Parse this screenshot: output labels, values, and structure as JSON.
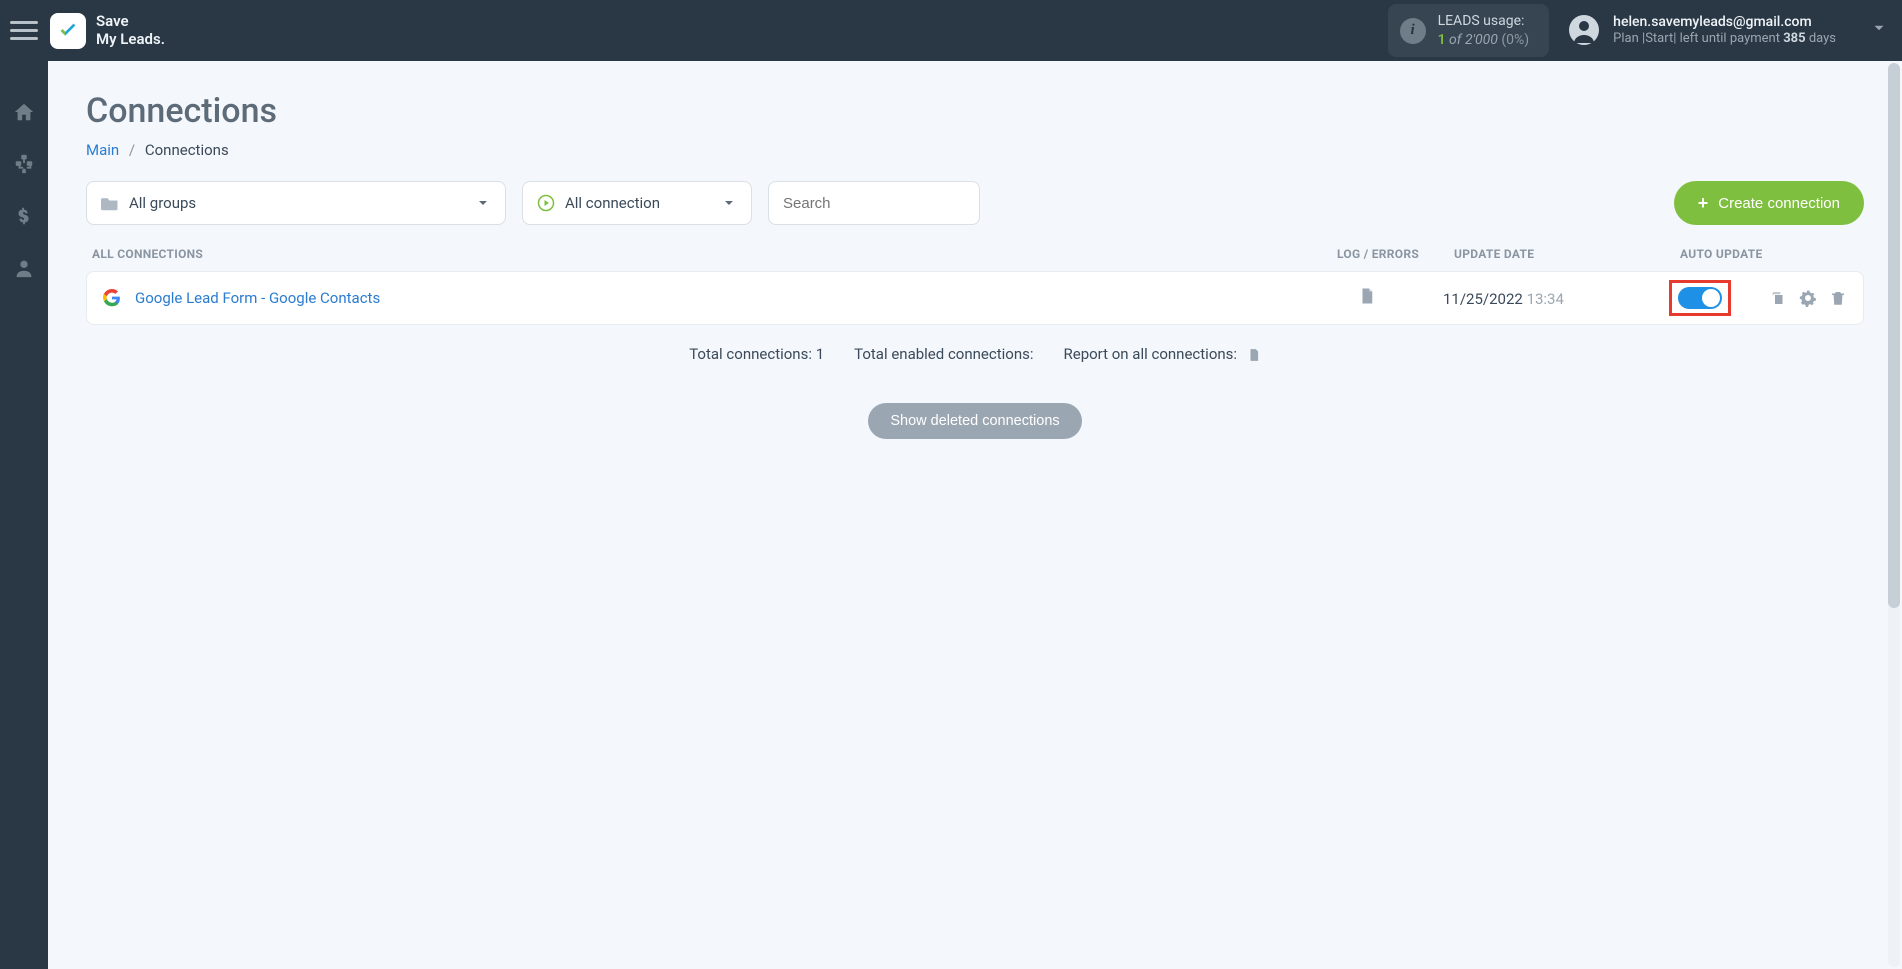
{
  "brand": {
    "line1": "Save",
    "line2": "My Leads"
  },
  "leads": {
    "title": "LEADS usage:",
    "used": "1",
    "of_word": "of",
    "limit": "2'000",
    "pct": "(0%)"
  },
  "user": {
    "email": "helen.savemyleads@gmail.com",
    "plan_prefix": "Plan |",
    "plan_name": "Start",
    "plan_mid": "| left until payment ",
    "days": "385",
    "days_suffix": " days"
  },
  "page": {
    "title": "Connections",
    "breadcrumb_home": "Main",
    "breadcrumb_current": "Connections"
  },
  "filters": {
    "groups_label": "All groups",
    "conn_label": "All connection",
    "search_placeholder": "Search"
  },
  "create_btn": "Create connection",
  "columns": {
    "all": "ALL CONNECTIONS",
    "log": "LOG / ERRORS",
    "date": "UPDATE DATE",
    "auto": "AUTO UPDATE"
  },
  "rows": [
    {
      "name": "Google Lead Form - Google Contacts",
      "date": "11/25/2022",
      "time": "13:34",
      "auto_update": true
    }
  ],
  "summary": {
    "total_label": "Total connections: ",
    "total_value": "1",
    "enabled_label": "Total enabled connections:",
    "report_label": "Report on all connections:"
  },
  "deleted_btn": "Show deleted connections"
}
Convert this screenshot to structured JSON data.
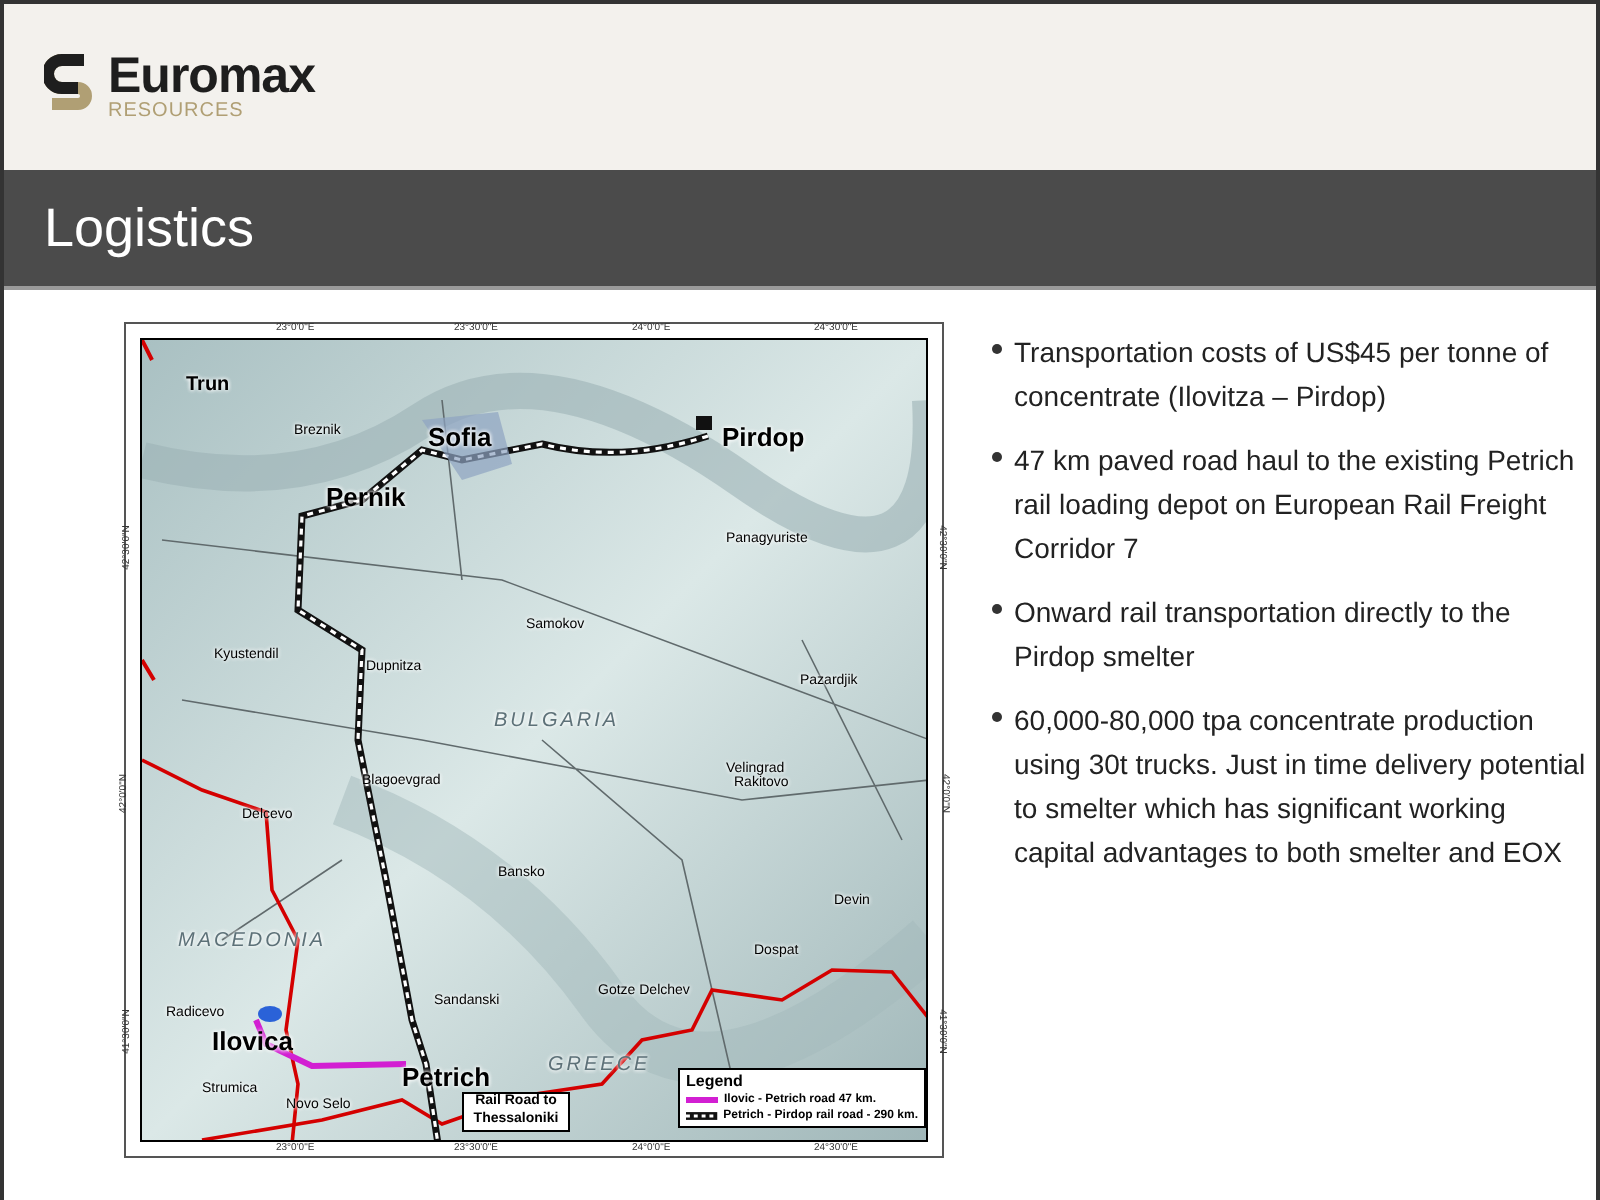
{
  "logo": {
    "name": "Euromax",
    "sub": "RESOURCES"
  },
  "title": "Logistics",
  "map": {
    "labels": [
      {
        "text": "Trun",
        "kind": "town_bold"
      },
      {
        "text": "Breznik",
        "kind": "town"
      },
      {
        "text": "Sofia",
        "kind": "city"
      },
      {
        "text": "Pirdop",
        "kind": "city"
      },
      {
        "text": "Pernik",
        "kind": "city"
      },
      {
        "text": "Panagyuriste",
        "kind": "town"
      },
      {
        "text": "Samokov",
        "kind": "town"
      },
      {
        "text": "Kyustendil",
        "kind": "town"
      },
      {
        "text": "Dupnitza",
        "kind": "town"
      },
      {
        "text": "Pazardjik",
        "kind": "town"
      },
      {
        "text": "BULGARIA",
        "kind": "country"
      },
      {
        "text": "Velingrad",
        "kind": "town"
      },
      {
        "text": "Blagoevgrad",
        "kind": "town"
      },
      {
        "text": "Rakitovo",
        "kind": "town"
      },
      {
        "text": "Delcevo",
        "kind": "town"
      },
      {
        "text": "Bansko",
        "kind": "town"
      },
      {
        "text": "Devin",
        "kind": "town"
      },
      {
        "text": "MACEDONIA",
        "kind": "country"
      },
      {
        "text": "Dospat",
        "kind": "town"
      },
      {
        "text": "Gotze Delchev",
        "kind": "town"
      },
      {
        "text": "Sandanski",
        "kind": "town"
      },
      {
        "text": "Radicevo",
        "kind": "town"
      },
      {
        "text": "Ilovica",
        "kind": "city"
      },
      {
        "text": "Petrich",
        "kind": "city"
      },
      {
        "text": "Strumica",
        "kind": "town"
      },
      {
        "text": "Novo Selo",
        "kind": "town"
      },
      {
        "text": "GREECE",
        "kind": "country"
      }
    ],
    "top_ticks": [
      "23°0'0\"E",
      "23°30'0\"E",
      "24°0'0\"E",
      "24°30'0\"E"
    ],
    "bottom_ticks": [
      "23°0'0\"E",
      "23°30'0\"E",
      "24°0'0\"E",
      "24°30'0\"E"
    ],
    "left_ticks": [
      "42°30'0\"N",
      "42°0'0\"N",
      "41°30'0\"N"
    ],
    "right_ticks": [
      "42°30'0\"N",
      "42°0'0\"N",
      "41°30'0\"N"
    ],
    "callout": "Rail Road to Thessaloniki",
    "legend": {
      "title": "Legend",
      "items": [
        {
          "kind": "road",
          "label": "Ilovic - Petrich road 47 km."
        },
        {
          "kind": "rail",
          "label": "Petrich - Pirdop rail road - 290 km."
        }
      ]
    }
  },
  "bullets": [
    "Transportation costs of US$45 per tonne of concentrate (Ilovitza – Pirdop)",
    "47 km paved road haul to the existing Petrich rail loading depot on European Rail Freight Corridor 7",
    "Onward rail transportation directly to the Pirdop smelter",
    "60,000-80,000 tpa concentrate production using 30t trucks. Just in time delivery potential to smelter which has significant working capital advantages to both smelter and EOX"
  ]
}
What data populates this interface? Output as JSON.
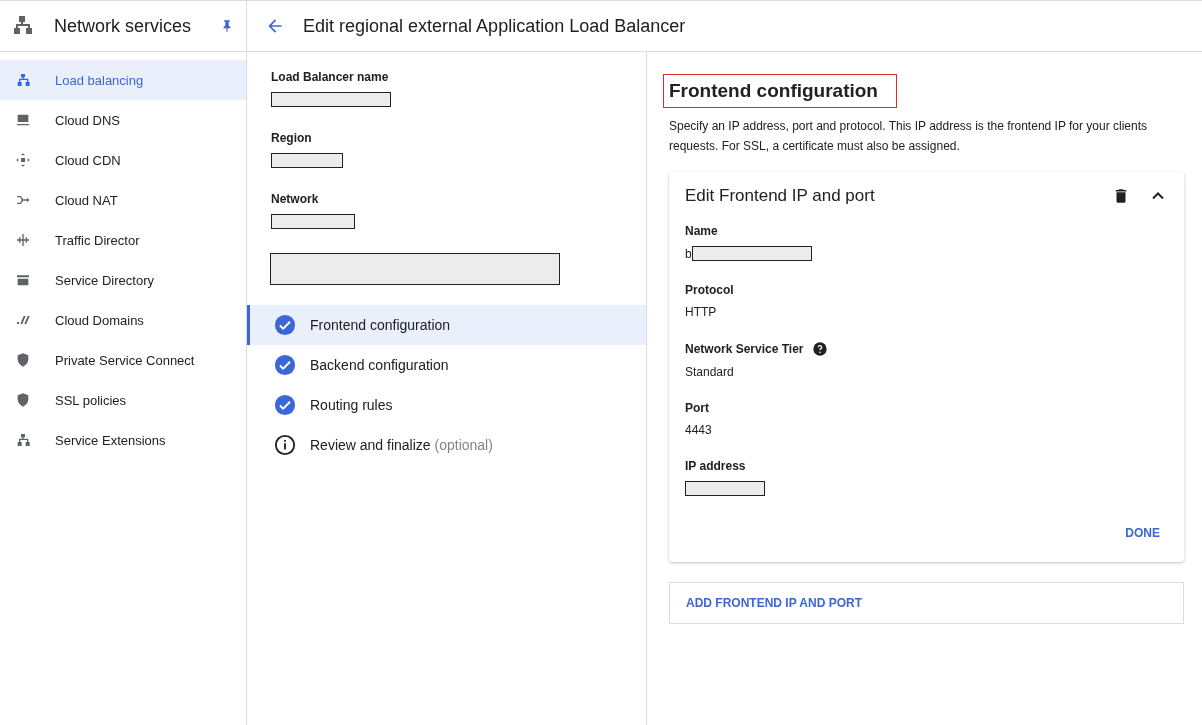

**Problem statement**
Pull out each line holding the string "data".

**The solution**
Convert this screenshot to structured JSON data.
What data populates this interface? Output as JSON.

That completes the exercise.